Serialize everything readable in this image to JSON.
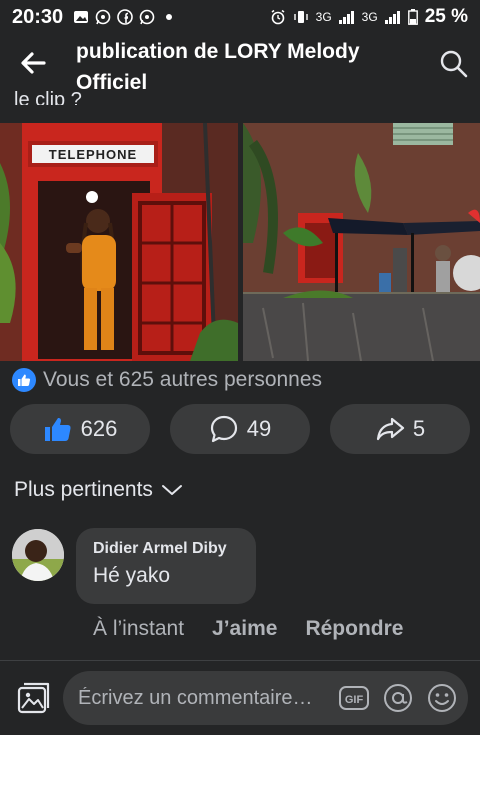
{
  "status_bar": {
    "time": "20:30",
    "battery": "25 %",
    "network_1": "3G",
    "network_2": "3G",
    "left_icons": [
      "gallery-icon",
      "whatsapp-icon",
      "facebook-icon",
      "whatsapp-icon",
      "dot-icon"
    ],
    "right_icons": [
      "alarm-icon",
      "vibrate-icon",
      "signal-icon",
      "signal-icon",
      "battery-icon"
    ]
  },
  "header": {
    "title": "publication de LORY Melody Officiel"
  },
  "post": {
    "partial_text": "le clip ?"
  },
  "reactions": {
    "summary": "Vous et 625 autres personnes"
  },
  "actions": {
    "like_count": "626",
    "comment_count": "49",
    "share_count": "5"
  },
  "sort": {
    "label": "Plus pertinents"
  },
  "comment": {
    "author": "Didier Armel Diby",
    "text": "Hé yako",
    "time": "À l’instant",
    "like_label": "J’aime",
    "reply_label": "Répondre"
  },
  "composer": {
    "placeholder": "Écrivez un commentaire…",
    "gif_label": "GIF"
  },
  "colors": {
    "background": "#242526",
    "surface": "#3a3b3c",
    "accent": "#2d88ff",
    "text": "#e4e6eb",
    "muted": "#b0b3b8"
  }
}
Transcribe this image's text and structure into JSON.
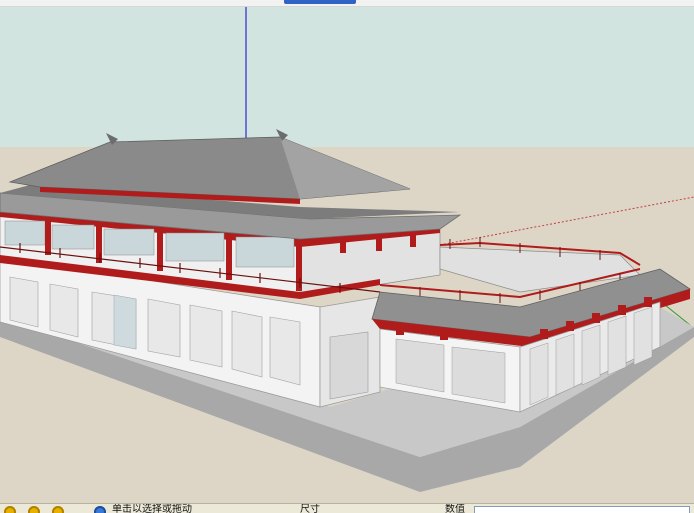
{
  "app": {
    "statusbar": {
      "hint_text": "单击以选择或拖动",
      "mid_text": "尺寸",
      "measure_label": "数值",
      "measure_value": ""
    }
  },
  "colors": {
    "sky": "#d2e4e0",
    "ground": "#ddd6c7",
    "roof": "#8e8e8e",
    "roof_dark": "#6c6c6c",
    "wall": "#f3f3f3",
    "red_trim": "#b01c1c",
    "base": "#b8b8b8",
    "blue_axis": "#2a2ad0",
    "green_axis": "#2c9a2c",
    "red_axis": "#c04040"
  },
  "icons": [
    "undo-circle-icon",
    "redo-circle-icon",
    "help-circle-icon",
    "globe-icon"
  ]
}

### TASK BRIEF
Pictures in the records above should not be copied. Repeat everything else exactly.

### REPLY TO THE TASK
Serialize everything readable in this image to JSON.
{
  "status_bar": {
    "time": "20:30",
    "battery": "25 %",
    "network_1": "3G",
    "network_2": "3G",
    "left_icons": [
      "gallery-icon",
      "whatsapp-icon",
      "facebook-icon",
      "whatsapp-icon",
      "dot-icon"
    ],
    "right_icons": [
      "alarm-icon",
      "vibrate-icon",
      "signal-icon",
      "signal-icon",
      "battery-icon"
    ]
  },
  "header": {
    "title": "publication de LORY Melody Officiel"
  },
  "post": {
    "partial_text": "le clip ?"
  },
  "reactions": {
    "summary": "Vous et 625 autres personnes"
  },
  "actions": {
    "like_count": "626",
    "comment_count": "49",
    "share_count": "5"
  },
  "sort": {
    "label": "Plus pertinents"
  },
  "comment": {
    "author": "Didier Armel Diby",
    "text": "Hé yako",
    "time": "À l’instant",
    "like_label": "J’aime",
    "reply_label": "Répondre"
  },
  "composer": {
    "placeholder": "Écrivez un commentaire…",
    "gif_label": "GIF"
  },
  "colors": {
    "background": "#242526",
    "surface": "#3a3b3c",
    "accent": "#2d88ff",
    "text": "#e4e6eb",
    "muted": "#b0b3b8"
  }
}
Transcribe this image's text and structure into JSON.
{
  "app": {
    "statusbar": {
      "hint_text": "单击以选择或拖动",
      "mid_text": "尺寸",
      "measure_label": "数值",
      "measure_value": ""
    }
  },
  "colors": {
    "sky": "#d2e4e0",
    "ground": "#ddd6c7",
    "roof": "#8e8e8e",
    "roof_dark": "#6c6c6c",
    "wall": "#f3f3f3",
    "red_trim": "#b01c1c",
    "base": "#b8b8b8",
    "blue_axis": "#2a2ad0",
    "green_axis": "#2c9a2c",
    "red_axis": "#c04040"
  },
  "icons": [
    "undo-circle-icon",
    "redo-circle-icon",
    "help-circle-icon",
    "globe-icon"
  ]
}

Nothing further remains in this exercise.